WRITTEN INSTRUCTION:
Return only the number of lines that hold "view".

GIVEN RECORDS:
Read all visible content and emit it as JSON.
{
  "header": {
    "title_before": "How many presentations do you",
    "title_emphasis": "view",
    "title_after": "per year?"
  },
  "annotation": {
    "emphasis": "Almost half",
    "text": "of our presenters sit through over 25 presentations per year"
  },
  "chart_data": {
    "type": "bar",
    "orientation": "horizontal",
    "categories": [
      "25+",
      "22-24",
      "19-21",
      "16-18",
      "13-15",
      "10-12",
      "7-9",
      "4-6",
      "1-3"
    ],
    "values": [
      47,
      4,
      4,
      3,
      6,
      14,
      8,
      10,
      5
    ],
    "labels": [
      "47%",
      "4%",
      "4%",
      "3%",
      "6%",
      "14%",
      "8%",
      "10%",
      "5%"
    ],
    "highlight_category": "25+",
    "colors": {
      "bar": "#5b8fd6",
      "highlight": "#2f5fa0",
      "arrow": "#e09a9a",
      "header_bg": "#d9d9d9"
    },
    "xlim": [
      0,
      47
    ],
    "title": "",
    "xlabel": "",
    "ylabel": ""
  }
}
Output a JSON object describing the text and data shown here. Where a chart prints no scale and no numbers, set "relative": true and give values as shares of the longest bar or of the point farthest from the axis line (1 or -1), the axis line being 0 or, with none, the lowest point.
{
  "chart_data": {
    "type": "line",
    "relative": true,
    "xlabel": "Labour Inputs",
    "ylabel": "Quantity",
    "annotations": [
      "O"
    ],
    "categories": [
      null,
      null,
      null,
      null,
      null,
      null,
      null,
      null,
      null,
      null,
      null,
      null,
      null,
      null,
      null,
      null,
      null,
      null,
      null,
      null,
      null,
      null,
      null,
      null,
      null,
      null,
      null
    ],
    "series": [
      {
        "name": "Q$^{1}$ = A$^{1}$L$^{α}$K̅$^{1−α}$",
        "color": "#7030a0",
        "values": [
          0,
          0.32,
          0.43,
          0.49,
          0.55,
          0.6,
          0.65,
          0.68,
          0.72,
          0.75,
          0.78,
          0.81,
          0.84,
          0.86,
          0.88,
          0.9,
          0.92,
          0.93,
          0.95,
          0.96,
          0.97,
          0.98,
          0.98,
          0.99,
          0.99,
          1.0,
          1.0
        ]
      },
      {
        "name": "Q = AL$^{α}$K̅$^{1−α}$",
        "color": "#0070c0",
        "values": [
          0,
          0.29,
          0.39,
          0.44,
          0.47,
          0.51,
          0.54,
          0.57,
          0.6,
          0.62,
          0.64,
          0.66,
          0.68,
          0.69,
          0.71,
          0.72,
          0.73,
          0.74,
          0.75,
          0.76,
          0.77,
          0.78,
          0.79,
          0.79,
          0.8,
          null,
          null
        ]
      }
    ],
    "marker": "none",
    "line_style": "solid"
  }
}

* * *

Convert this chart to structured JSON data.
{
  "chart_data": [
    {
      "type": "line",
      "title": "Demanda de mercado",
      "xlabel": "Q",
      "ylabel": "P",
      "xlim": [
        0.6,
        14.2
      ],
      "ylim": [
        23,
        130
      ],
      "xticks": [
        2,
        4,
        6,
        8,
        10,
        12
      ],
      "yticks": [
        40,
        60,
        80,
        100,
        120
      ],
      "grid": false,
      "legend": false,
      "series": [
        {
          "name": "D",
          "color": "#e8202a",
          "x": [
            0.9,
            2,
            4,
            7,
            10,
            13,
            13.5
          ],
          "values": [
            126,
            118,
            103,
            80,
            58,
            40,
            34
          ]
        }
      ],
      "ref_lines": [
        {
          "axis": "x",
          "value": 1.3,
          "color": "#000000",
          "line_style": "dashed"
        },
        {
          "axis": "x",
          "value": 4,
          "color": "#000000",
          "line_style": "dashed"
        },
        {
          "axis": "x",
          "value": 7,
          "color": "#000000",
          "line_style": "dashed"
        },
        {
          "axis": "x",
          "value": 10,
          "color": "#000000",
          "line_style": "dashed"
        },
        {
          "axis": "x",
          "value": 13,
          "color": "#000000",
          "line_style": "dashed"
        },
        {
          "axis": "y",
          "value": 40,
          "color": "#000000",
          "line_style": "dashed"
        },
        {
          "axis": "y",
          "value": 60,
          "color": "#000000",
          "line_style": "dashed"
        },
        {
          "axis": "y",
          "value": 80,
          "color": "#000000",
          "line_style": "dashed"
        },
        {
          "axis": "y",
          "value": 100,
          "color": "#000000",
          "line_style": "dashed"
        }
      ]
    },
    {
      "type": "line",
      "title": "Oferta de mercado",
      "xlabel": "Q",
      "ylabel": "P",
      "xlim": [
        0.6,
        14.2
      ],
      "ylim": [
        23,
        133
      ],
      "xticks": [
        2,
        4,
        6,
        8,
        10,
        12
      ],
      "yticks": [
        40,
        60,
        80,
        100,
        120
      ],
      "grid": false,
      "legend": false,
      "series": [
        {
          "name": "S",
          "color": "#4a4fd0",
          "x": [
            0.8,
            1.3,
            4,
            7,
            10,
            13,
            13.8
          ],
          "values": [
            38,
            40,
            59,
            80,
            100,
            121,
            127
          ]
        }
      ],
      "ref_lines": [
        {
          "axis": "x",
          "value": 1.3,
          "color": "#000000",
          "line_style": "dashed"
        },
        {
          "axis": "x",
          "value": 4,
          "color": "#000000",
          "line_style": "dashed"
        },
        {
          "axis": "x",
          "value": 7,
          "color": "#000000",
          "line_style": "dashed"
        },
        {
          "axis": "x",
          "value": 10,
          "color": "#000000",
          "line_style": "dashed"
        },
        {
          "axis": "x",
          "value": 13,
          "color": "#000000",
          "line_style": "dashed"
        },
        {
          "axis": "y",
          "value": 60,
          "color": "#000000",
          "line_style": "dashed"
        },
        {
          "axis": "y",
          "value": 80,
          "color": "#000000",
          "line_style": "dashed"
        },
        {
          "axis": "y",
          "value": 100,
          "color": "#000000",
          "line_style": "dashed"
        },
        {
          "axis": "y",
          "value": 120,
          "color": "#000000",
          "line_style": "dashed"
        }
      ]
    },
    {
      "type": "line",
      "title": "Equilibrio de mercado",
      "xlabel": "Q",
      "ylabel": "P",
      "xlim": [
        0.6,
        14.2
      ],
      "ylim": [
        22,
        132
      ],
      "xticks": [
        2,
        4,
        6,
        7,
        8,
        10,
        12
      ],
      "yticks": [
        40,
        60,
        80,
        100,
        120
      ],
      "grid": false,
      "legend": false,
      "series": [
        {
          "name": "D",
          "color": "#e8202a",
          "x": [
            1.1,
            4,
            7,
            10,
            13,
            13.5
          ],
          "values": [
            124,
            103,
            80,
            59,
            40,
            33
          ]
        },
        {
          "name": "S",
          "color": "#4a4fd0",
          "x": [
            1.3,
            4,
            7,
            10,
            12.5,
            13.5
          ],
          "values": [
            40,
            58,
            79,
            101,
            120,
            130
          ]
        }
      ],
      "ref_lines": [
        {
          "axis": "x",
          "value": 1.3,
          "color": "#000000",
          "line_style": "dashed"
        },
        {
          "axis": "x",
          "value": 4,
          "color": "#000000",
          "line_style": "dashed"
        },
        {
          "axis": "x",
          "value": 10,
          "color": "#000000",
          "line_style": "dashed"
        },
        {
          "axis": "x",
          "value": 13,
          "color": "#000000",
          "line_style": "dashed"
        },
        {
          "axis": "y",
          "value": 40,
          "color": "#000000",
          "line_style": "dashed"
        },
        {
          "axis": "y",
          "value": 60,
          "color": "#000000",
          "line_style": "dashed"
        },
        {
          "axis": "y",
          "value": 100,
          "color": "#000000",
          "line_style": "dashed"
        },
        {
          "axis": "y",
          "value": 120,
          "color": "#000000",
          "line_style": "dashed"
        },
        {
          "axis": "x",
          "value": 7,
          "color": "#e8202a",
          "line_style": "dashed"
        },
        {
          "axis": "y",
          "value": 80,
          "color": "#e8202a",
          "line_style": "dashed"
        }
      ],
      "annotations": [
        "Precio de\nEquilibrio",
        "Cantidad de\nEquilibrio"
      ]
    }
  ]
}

* * *

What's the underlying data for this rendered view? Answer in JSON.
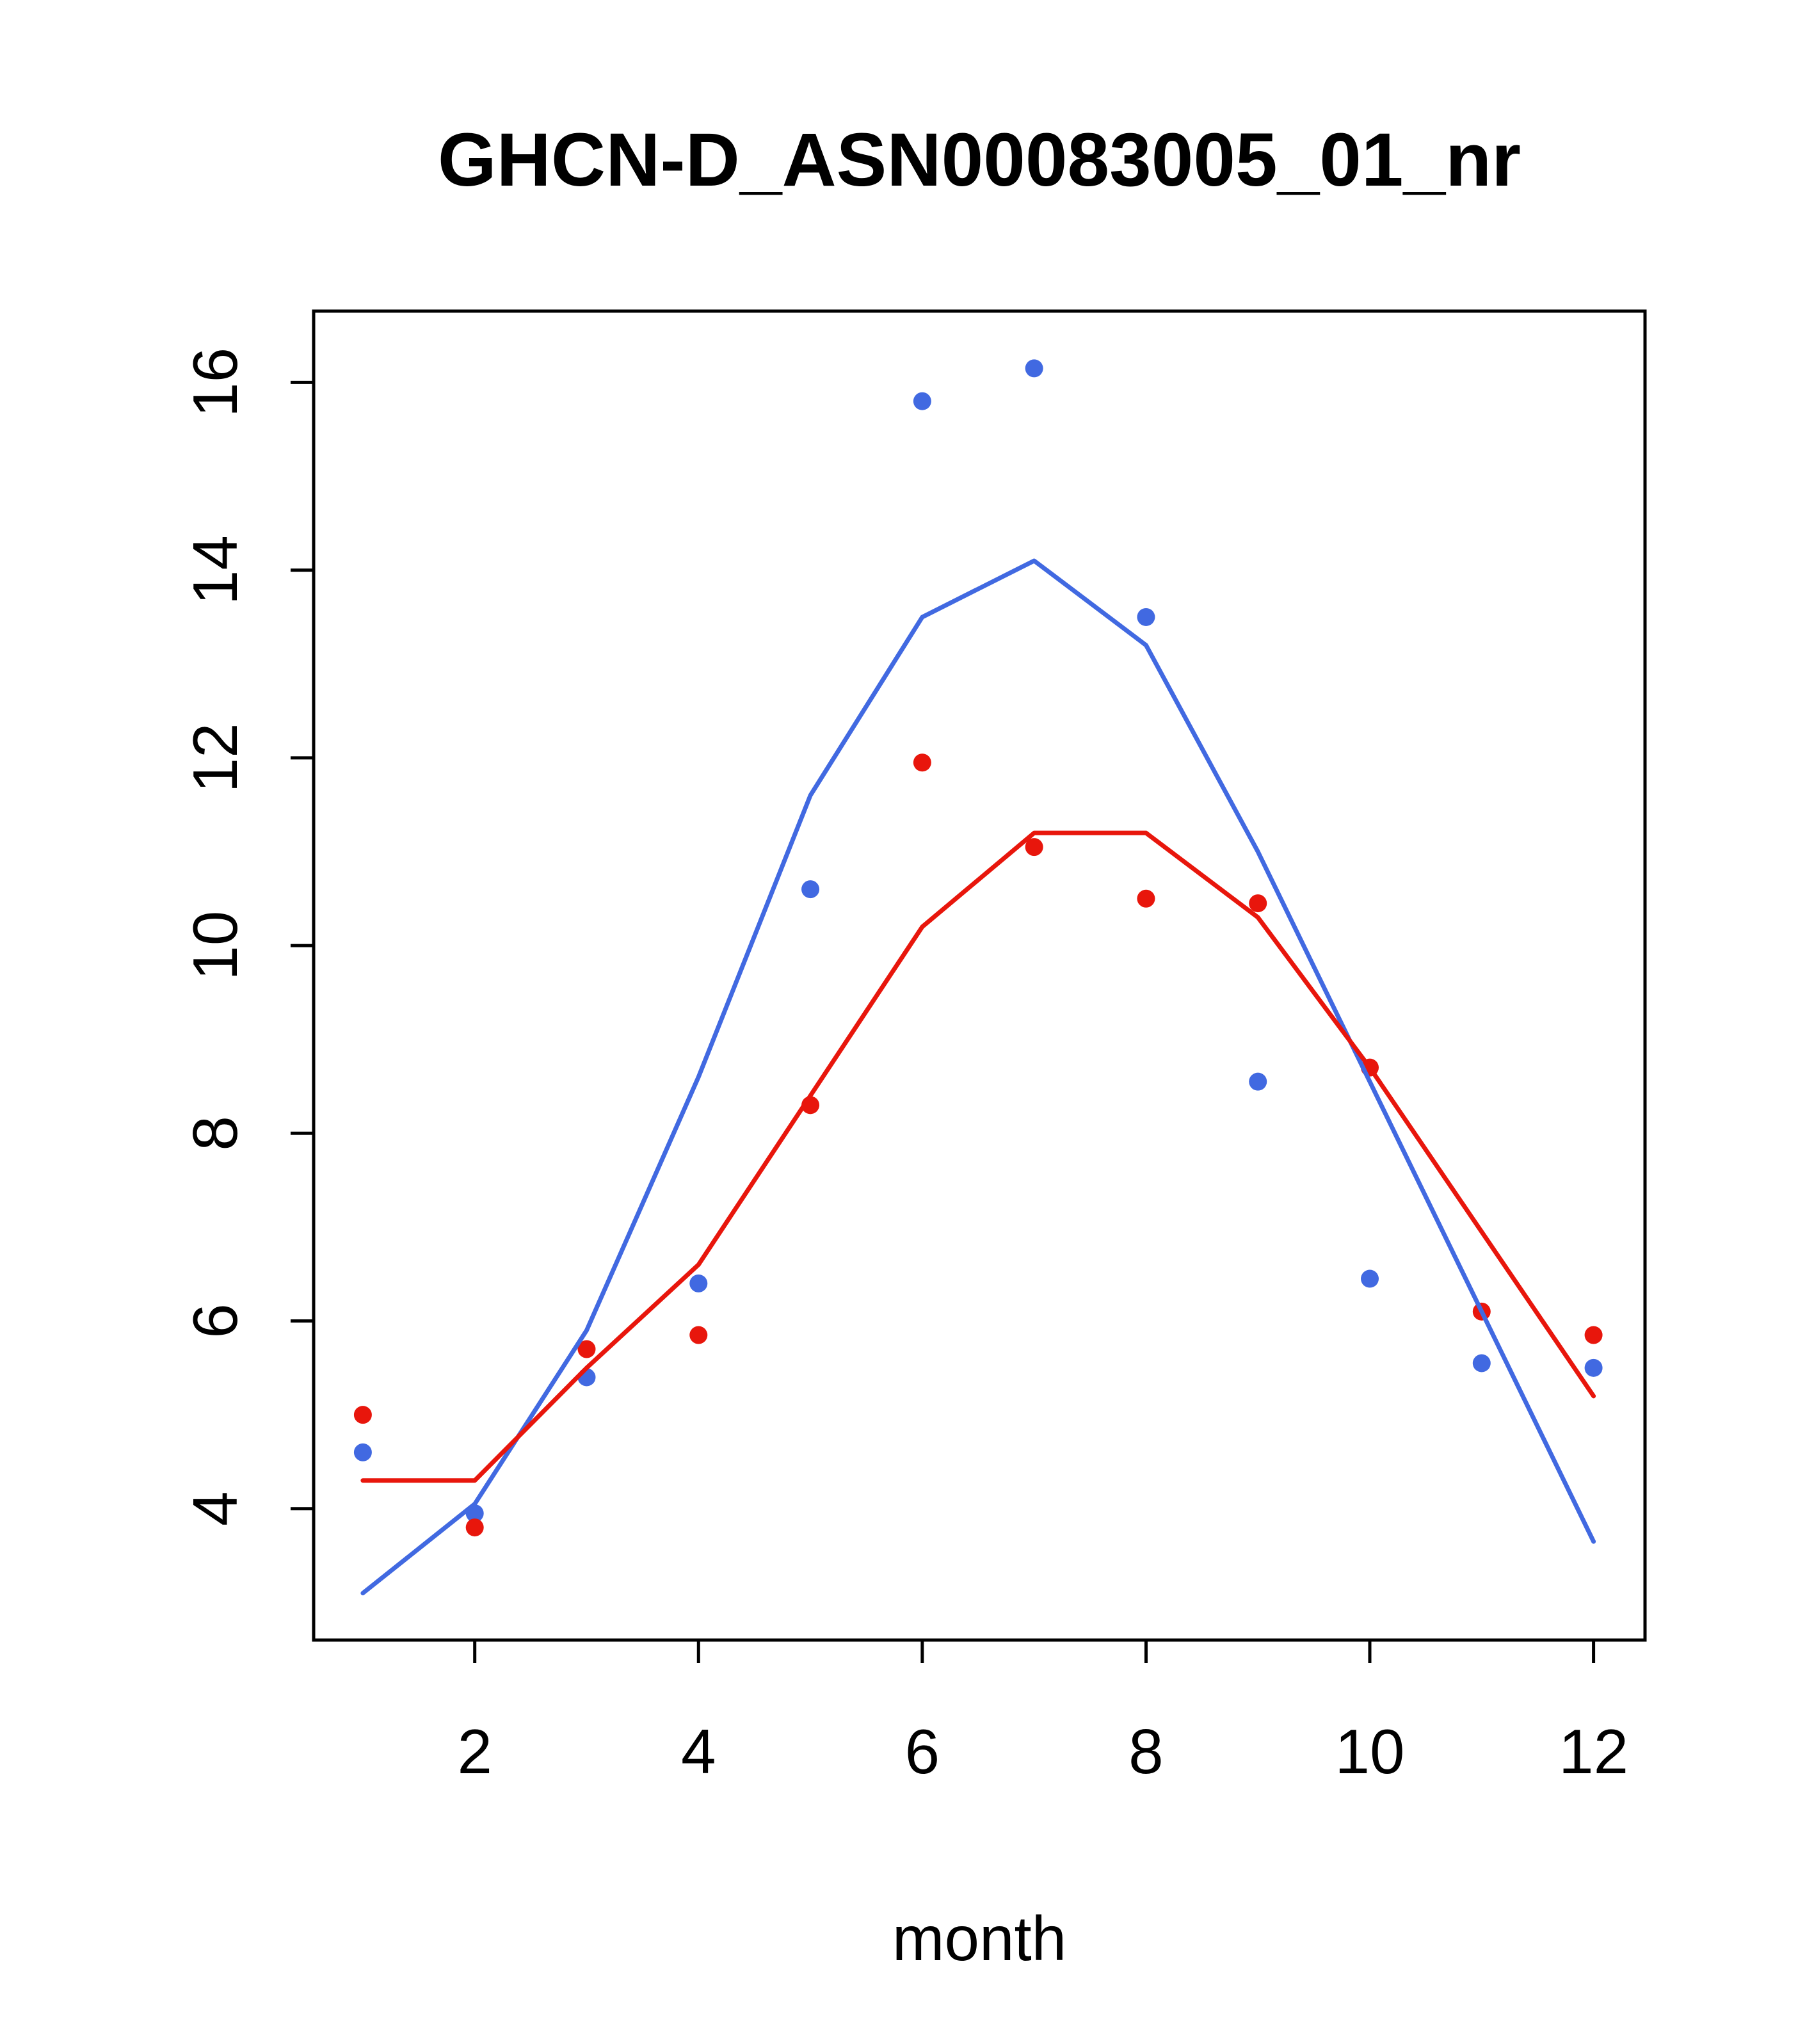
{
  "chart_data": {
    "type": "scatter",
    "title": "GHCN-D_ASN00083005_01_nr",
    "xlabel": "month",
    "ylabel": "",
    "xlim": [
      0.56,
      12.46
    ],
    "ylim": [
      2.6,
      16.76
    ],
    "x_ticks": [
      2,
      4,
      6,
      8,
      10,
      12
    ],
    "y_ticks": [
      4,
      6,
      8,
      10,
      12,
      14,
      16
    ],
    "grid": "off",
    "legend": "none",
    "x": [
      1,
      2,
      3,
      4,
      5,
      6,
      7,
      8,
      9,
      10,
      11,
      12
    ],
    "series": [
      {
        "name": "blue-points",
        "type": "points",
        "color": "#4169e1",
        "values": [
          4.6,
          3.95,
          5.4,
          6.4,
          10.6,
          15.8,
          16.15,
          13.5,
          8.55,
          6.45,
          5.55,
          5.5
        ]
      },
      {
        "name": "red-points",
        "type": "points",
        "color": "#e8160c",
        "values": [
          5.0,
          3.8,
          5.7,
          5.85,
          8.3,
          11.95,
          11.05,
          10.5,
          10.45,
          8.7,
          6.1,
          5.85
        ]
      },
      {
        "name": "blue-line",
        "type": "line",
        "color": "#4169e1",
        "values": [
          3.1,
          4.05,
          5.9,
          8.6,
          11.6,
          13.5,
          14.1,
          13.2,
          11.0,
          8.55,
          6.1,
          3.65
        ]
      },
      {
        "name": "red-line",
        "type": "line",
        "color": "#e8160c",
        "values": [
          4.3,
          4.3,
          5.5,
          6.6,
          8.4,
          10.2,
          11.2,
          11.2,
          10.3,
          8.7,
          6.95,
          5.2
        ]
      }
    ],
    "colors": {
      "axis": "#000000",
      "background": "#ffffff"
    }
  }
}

WRITTEN SOLUTION:
2